### WORK TO COMPLETE
• a. Please say whether each statement agrees with the Hawaii call center interview: (i) the association has already lobbied the government; (ii) the pre-employment training program is housed at the Honolulu Community College; (iii) Hawaii has a work-force shortage. Answer each with yes or no and quote the deciding words.
• b. List every activity that the opening sentence of Kevin E. Johnson's first answer in the Hawaii call center interview gives for the association.
• c. Rewrite the stretch of the Hawaii call center interview from "Skip to main" through "part of 2002.", changing "best practices" to "proven methods".

### SUPPLIED TEXT
Skip to main content

Features

Behind Hawaii’s Call Center Strategy



       
Site Selection: What is the mission of the association?

       
Kevin E. Johnson: We share best practices, we leverage the association’s collateral strength in numbers in working with vendors, and we lobby the government, though we haven’t had to do that as yet. There is value in numbers. The main areas we have focused on are leveraging each other’s networking capabilities in terms of sharing best practices and putting in place a call center pre-employment training program housed at the Honolulu Community College. We have about 50 percent of the funding we need for that, and we’ll launch the program when we get the rest, hopefully in the early part of 2002.

       
As a trade group, we understand our industry. The government and vendors understand us, and we know what we’re good for and what we’re not good for. We want to bring the right companies to Hawaii, and most importantly, take care of the ones that are here. We’re not trying to lure every company that has call centers here. That’s not our niche.


       
SS: What is the training program’s objective?

       
KEJ: Hawaii really doesn’t have a work-force shortage, it’s more of a skills shortage, and we needed to develop a training program for our own industry to which we can send people who are a little short on skills. They would take a three- or six-week course depending on the skills required to enter the industry. Most of us have four- to eight-week training programs, and we can’t afford that extra two or three weeks to teach someone keyboarding, for instance. We want the people that walk through the door to have the basic entry-level skills. We certify people on soft skills, conflict resolution and so forth, so hiring is less of a gamble. It’s a win-win deal in terms of it helping people find jobs and helping us to find recruits.

### SUPPLIED MATERIAL
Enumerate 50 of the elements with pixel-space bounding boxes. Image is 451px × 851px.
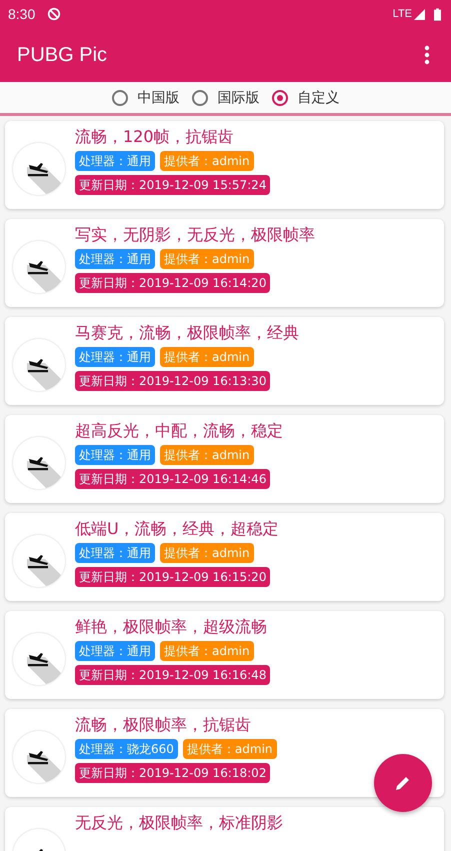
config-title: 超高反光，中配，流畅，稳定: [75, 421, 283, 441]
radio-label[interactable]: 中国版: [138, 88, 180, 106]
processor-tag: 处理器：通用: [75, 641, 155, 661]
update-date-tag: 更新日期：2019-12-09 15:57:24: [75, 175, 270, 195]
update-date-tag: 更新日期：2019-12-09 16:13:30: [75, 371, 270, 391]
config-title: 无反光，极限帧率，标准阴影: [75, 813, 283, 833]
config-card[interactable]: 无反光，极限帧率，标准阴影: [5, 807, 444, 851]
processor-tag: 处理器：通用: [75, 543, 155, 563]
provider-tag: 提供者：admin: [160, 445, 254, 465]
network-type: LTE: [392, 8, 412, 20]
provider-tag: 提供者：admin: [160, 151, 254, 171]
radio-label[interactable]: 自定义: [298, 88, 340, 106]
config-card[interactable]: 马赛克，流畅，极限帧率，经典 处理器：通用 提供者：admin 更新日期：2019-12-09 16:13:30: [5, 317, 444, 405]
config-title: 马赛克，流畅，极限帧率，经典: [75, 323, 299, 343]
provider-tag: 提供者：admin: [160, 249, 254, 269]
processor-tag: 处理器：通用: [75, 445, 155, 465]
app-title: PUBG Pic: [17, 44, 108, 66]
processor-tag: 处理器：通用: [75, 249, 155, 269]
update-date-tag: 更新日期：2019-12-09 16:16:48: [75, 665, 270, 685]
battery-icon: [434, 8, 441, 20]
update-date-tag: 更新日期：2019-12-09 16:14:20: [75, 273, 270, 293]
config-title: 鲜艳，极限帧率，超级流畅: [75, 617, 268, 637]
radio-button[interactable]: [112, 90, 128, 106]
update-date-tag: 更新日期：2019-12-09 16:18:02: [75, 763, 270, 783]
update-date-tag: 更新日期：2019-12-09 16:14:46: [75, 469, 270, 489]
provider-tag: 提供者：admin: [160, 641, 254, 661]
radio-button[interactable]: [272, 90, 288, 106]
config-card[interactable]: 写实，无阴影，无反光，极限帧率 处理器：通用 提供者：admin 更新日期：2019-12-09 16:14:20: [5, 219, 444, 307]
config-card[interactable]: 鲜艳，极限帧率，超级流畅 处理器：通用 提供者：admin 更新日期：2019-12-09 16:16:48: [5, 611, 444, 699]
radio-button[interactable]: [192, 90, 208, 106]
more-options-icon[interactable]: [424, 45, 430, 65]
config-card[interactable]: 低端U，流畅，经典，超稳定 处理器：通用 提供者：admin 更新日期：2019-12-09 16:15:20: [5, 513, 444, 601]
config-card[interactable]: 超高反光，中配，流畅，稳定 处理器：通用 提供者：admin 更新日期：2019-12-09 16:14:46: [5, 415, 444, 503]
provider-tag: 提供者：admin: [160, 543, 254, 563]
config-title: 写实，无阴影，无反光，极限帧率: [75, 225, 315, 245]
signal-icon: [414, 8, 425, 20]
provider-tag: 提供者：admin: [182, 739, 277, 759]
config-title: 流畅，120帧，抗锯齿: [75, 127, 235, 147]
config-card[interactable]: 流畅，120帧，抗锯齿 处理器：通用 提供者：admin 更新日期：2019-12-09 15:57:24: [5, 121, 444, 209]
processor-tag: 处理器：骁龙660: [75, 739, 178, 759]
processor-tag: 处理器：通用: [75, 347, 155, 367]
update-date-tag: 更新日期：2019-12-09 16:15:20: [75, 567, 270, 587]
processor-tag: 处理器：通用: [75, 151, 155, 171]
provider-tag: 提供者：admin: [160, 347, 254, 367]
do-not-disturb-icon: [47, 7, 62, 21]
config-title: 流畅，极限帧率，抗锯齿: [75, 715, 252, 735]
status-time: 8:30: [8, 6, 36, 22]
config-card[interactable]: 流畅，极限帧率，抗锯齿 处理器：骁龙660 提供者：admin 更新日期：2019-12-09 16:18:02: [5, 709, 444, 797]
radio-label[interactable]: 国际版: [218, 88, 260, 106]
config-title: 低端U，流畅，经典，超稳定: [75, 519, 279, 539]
* * *
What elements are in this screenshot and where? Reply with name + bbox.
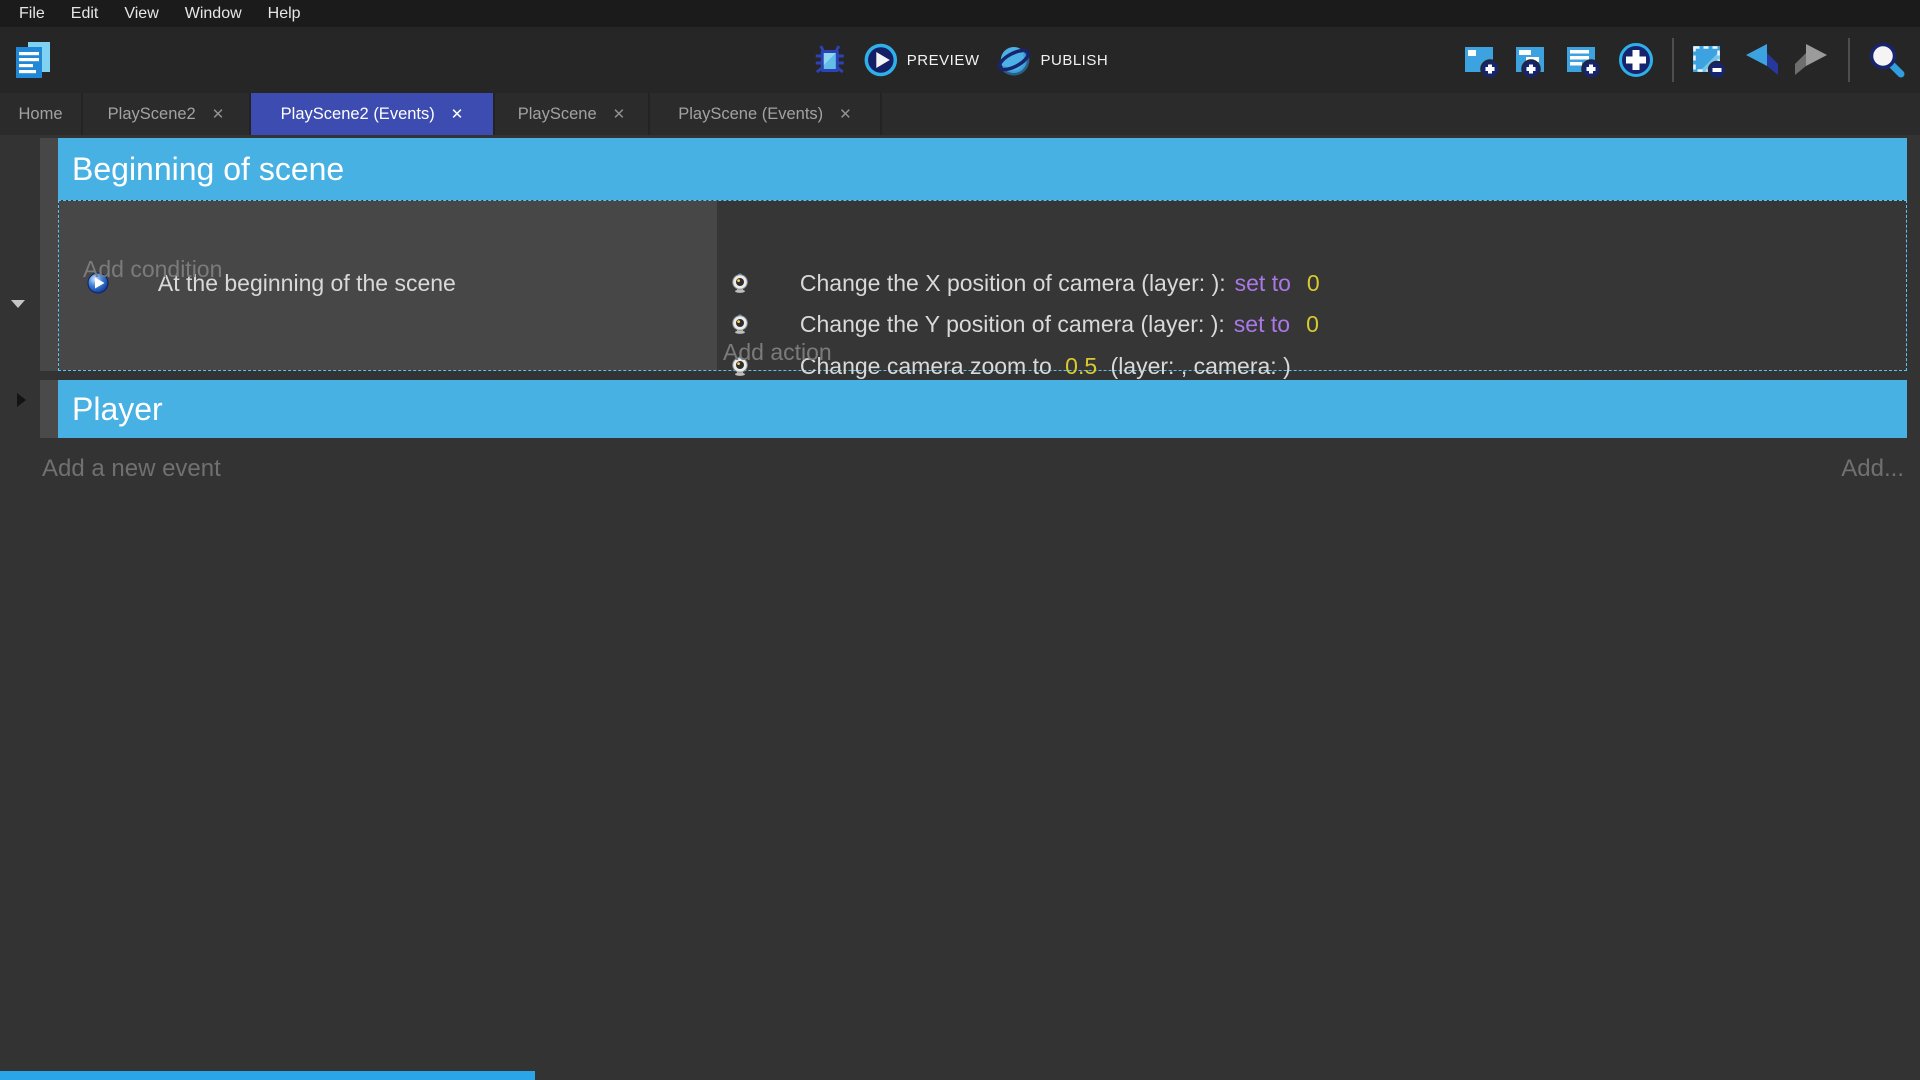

### SOLUTION SET
• a.
(i) No: "though we haven’t had to do that as yet"
(ii) Yes: "putting in place a call center pre-employment training program housed at the Honolulu Community College"
(iii) No: "Hawaii really doesn’t have a work-force shortage, it’s more of a skills shortage"

• b.
- Sharing best practices
- Leveraging the association’s collateral strength in numbers in working with vendors
- Lobbying the government

• c.
Skip to main content

Features

Behind Hawaii’s Call Center Strategy



       
Site Selection: What is the mission of the association?

       
Kevin E. Johnson: We share proven methods, we leverage the association’s collateral strength in numbers in working with vendors, and we lobby the government, though we haven’t had to do that as yet. There is value in numbers. The main areas we have focused on are leveraging each other’s networking capabilities in terms of sharing proven methods and putting in place a call center pre-employment training program housed at the Honolulu Community College. We have about 50 percent of the funding we need for that, and we’ll launch the program when we get the rest, hopefully in the early part of 2002.